WRITTEN TASK: Transcribe the records below exactly, leaving out any pictures.

EXERCISE INPUTS:

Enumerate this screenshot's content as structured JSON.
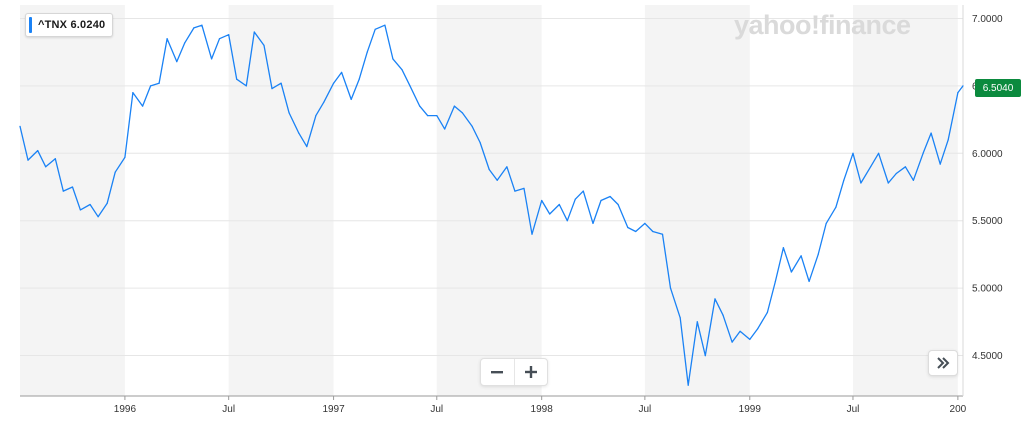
{
  "legend": {
    "label": "^TNX 6.0240"
  },
  "watermark": {
    "text": "yahoo!finance"
  },
  "last_price_badge": {
    "text": "6.5040"
  },
  "controls": {
    "zoom_out_icon": "minus-icon",
    "zoom_in_icon": "plus-icon",
    "scroll_icon": "double-chevron-right-icon"
  },
  "colors": {
    "line": "#1a82f5",
    "band": "#f4f4f4",
    "grid": "#e6e6e6",
    "badge": "#0b8a3e"
  },
  "chart_data": {
    "type": "line",
    "series": [
      {
        "x": [
          "1995-07-01",
          "1995-07-15",
          "1995-08-01",
          "1995-08-15",
          "1995-09-01",
          "1995-09-15",
          "1995-10-01",
          "1995-10-15",
          "1995-11-01",
          "1995-11-15",
          "1995-12-01",
          "1995-12-15",
          "1996-01-01",
          "1996-01-15",
          "1996-02-01",
          "1996-02-15",
          "1996-03-01",
          "1996-03-15",
          "1996-04-01",
          "1996-04-15",
          "1996-05-01",
          "1996-05-15",
          "1996-06-01",
          "1996-06-15",
          "1996-07-01",
          "1996-07-15",
          "1996-08-01",
          "1996-08-15",
          "1996-09-01",
          "1996-09-15",
          "1996-10-01",
          "1996-10-15",
          "1996-11-01",
          "1996-11-15",
          "1996-12-01",
          "1996-12-15",
          "1997-01-01",
          "1997-01-15",
          "1997-02-01",
          "1997-02-15",
          "1997-03-01",
          "1997-03-15",
          "1997-04-01",
          "1997-04-15",
          "1997-05-01",
          "1997-05-15",
          "1997-06-01",
          "1997-06-15",
          "1997-07-01",
          "1997-07-15",
          "1997-08-01",
          "1997-08-15",
          "1997-09-01",
          "1997-09-15",
          "1997-10-01",
          "1997-10-15",
          "1997-11-01",
          "1997-11-15",
          "1997-12-01",
          "1997-12-15",
          "1998-01-01",
          "1998-01-15",
          "1998-02-01",
          "1998-02-15",
          "1998-03-01",
          "1998-03-15",
          "1998-04-01",
          "1998-04-15",
          "1998-05-01",
          "1998-05-15",
          "1998-06-01",
          "1998-06-15",
          "1998-07-01",
          "1998-07-15",
          "1998-08-01",
          "1998-08-15",
          "1998-09-01",
          "1998-09-15",
          "1998-10-01",
          "1998-10-15",
          "1998-11-01",
          "1998-11-15",
          "1998-12-01",
          "1998-12-15",
          "1999-01-01",
          "1999-01-15",
          "1999-02-01",
          "1999-02-15",
          "1999-03-01",
          "1999-03-15",
          "1999-04-01",
          "1999-04-15",
          "1999-05-01",
          "1999-05-15",
          "1999-06-01",
          "1999-06-15",
          "1999-07-01",
          "1999-07-15",
          "1999-08-01",
          "1999-08-15",
          "1999-09-01",
          "1999-09-15",
          "1999-10-01",
          "1999-10-15",
          "1999-11-01",
          "1999-11-15",
          "1999-12-01",
          "1999-12-15",
          "2000-01-01",
          "2000-01-10"
        ],
        "values": [
          6.2,
          5.95,
          6.02,
          5.9,
          5.96,
          5.72,
          5.75,
          5.58,
          5.62,
          5.53,
          5.63,
          5.86,
          5.97,
          6.45,
          6.35,
          6.5,
          6.52,
          6.85,
          6.68,
          6.82,
          6.93,
          6.95,
          6.7,
          6.85,
          6.88,
          6.55,
          6.5,
          6.9,
          6.8,
          6.48,
          6.52,
          6.3,
          6.15,
          6.05,
          6.28,
          6.38,
          6.52,
          6.6,
          6.4,
          6.55,
          6.75,
          6.92,
          6.95,
          6.7,
          6.62,
          6.5,
          6.35,
          6.28,
          6.28,
          6.18,
          6.35,
          6.3,
          6.2,
          6.08,
          5.88,
          5.8,
          5.9,
          5.72,
          5.74,
          5.4,
          5.65,
          5.55,
          5.62,
          5.5,
          5.66,
          5.72,
          5.48,
          5.65,
          5.68,
          5.62,
          5.45,
          5.42,
          5.48,
          5.42,
          5.4,
          5.0,
          4.78,
          4.28,
          4.75,
          4.5,
          4.92,
          4.8,
          4.6,
          4.68,
          4.62,
          4.7,
          4.82,
          5.05,
          5.3,
          5.12,
          5.24,
          5.05,
          5.25,
          5.48,
          5.6,
          5.8,
          6.0,
          5.78,
          5.9,
          6.0,
          5.78,
          5.85,
          5.9,
          5.8,
          6.0,
          6.15,
          5.92,
          6.1,
          6.45,
          6.5
        ]
      }
    ],
    "x_ticks": [
      "1996",
      "Jul",
      "1997",
      "Jul",
      "1998",
      "Jul",
      "1999",
      "Jul",
      "200"
    ],
    "y_ticks": [
      "7.0000",
      "6.5000",
      "6.0000",
      "5.5000",
      "5.0000",
      "4.5000"
    ],
    "ylim": [
      4.2,
      7.1
    ],
    "xlim": [
      "1995-07-01",
      "2000-01-10"
    ],
    "grid": true,
    "legend_position": "top-left"
  }
}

RESULT OF THE TASK:
Enumerate this screenshot's content as structured JSON.
{
  "legend": {
    "label": "^TNX 6.0240"
  },
  "watermark": {
    "text": "yahoo!finance"
  },
  "last_price_badge": {
    "text": "6.5040"
  },
  "controls": {
    "zoom_out_icon": "minus-icon",
    "zoom_in_icon": "plus-icon",
    "scroll_icon": "double-chevron-right-icon"
  },
  "colors": {
    "line": "#1a82f5",
    "band": "#f4f4f4",
    "grid": "#e6e6e6",
    "badge": "#0b8a3e"
  },
  "chart_data": {
    "type": "line",
    "series": [
      {
        "x": [
          "1995-07-01",
          "1995-07-15",
          "1995-08-01",
          "1995-08-15",
          "1995-09-01",
          "1995-09-15",
          "1995-10-01",
          "1995-10-15",
          "1995-11-01",
          "1995-11-15",
          "1995-12-01",
          "1995-12-15",
          "1996-01-01",
          "1996-01-15",
          "1996-02-01",
          "1996-02-15",
          "1996-03-01",
          "1996-03-15",
          "1996-04-01",
          "1996-04-15",
          "1996-05-01",
          "1996-05-15",
          "1996-06-01",
          "1996-06-15",
          "1996-07-01",
          "1996-07-15",
          "1996-08-01",
          "1996-08-15",
          "1996-09-01",
          "1996-09-15",
          "1996-10-01",
          "1996-10-15",
          "1996-11-01",
          "1996-11-15",
          "1996-12-01",
          "1996-12-15",
          "1997-01-01",
          "1997-01-15",
          "1997-02-01",
          "1997-02-15",
          "1997-03-01",
          "1997-03-15",
          "1997-04-01",
          "1997-04-15",
          "1997-05-01",
          "1997-05-15",
          "1997-06-01",
          "1997-06-15",
          "1997-07-01",
          "1997-07-15",
          "1997-08-01",
          "1997-08-15",
          "1997-09-01",
          "1997-09-15",
          "1997-10-01",
          "1997-10-15",
          "1997-11-01",
          "1997-11-15",
          "1997-12-01",
          "1997-12-15",
          "1998-01-01",
          "1998-01-15",
          "1998-02-01",
          "1998-02-15",
          "1998-03-01",
          "1998-03-15",
          "1998-04-01",
          "1998-04-15",
          "1998-05-01",
          "1998-05-15",
          "1998-06-01",
          "1998-06-15",
          "1998-07-01",
          "1998-07-15",
          "1998-08-01",
          "1998-08-15",
          "1998-09-01",
          "1998-09-15",
          "1998-10-01",
          "1998-10-15",
          "1998-11-01",
          "1998-11-15",
          "1998-12-01",
          "1998-12-15",
          "1999-01-01",
          "1999-01-15",
          "1999-02-01",
          "1999-02-15",
          "1999-03-01",
          "1999-03-15",
          "1999-04-01",
          "1999-04-15",
          "1999-05-01",
          "1999-05-15",
          "1999-06-01",
          "1999-06-15",
          "1999-07-01",
          "1999-07-15",
          "1999-08-01",
          "1999-08-15",
          "1999-09-01",
          "1999-09-15",
          "1999-10-01",
          "1999-10-15",
          "1999-11-01",
          "1999-11-15",
          "1999-12-01",
          "1999-12-15",
          "2000-01-01",
          "2000-01-10"
        ],
        "values": [
          6.2,
          5.95,
          6.02,
          5.9,
          5.96,
          5.72,
          5.75,
          5.58,
          5.62,
          5.53,
          5.63,
          5.86,
          5.97,
          6.45,
          6.35,
          6.5,
          6.52,
          6.85,
          6.68,
          6.82,
          6.93,
          6.95,
          6.7,
          6.85,
          6.88,
          6.55,
          6.5,
          6.9,
          6.8,
          6.48,
          6.52,
          6.3,
          6.15,
          6.05,
          6.28,
          6.38,
          6.52,
          6.6,
          6.4,
          6.55,
          6.75,
          6.92,
          6.95,
          6.7,
          6.62,
          6.5,
          6.35,
          6.28,
          6.28,
          6.18,
          6.35,
          6.3,
          6.2,
          6.08,
          5.88,
          5.8,
          5.9,
          5.72,
          5.74,
          5.4,
          5.65,
          5.55,
          5.62,
          5.5,
          5.66,
          5.72,
          5.48,
          5.65,
          5.68,
          5.62,
          5.45,
          5.42,
          5.48,
          5.42,
          5.4,
          5.0,
          4.78,
          4.28,
          4.75,
          4.5,
          4.92,
          4.8,
          4.6,
          4.68,
          4.62,
          4.7,
          4.82,
          5.05,
          5.3,
          5.12,
          5.24,
          5.05,
          5.25,
          5.48,
          5.6,
          5.8,
          6.0,
          5.78,
          5.9,
          6.0,
          5.78,
          5.85,
          5.9,
          5.8,
          6.0,
          6.15,
          5.92,
          6.1,
          6.45,
          6.5
        ]
      }
    ],
    "x_ticks": [
      "1996",
      "Jul",
      "1997",
      "Jul",
      "1998",
      "Jul",
      "1999",
      "Jul",
      "200"
    ],
    "y_ticks": [
      "7.0000",
      "6.5000",
      "6.0000",
      "5.5000",
      "5.0000",
      "4.5000"
    ],
    "ylim": [
      4.2,
      7.1
    ],
    "xlim": [
      "1995-07-01",
      "2000-01-10"
    ],
    "grid": true,
    "legend_position": "top-left"
  }
}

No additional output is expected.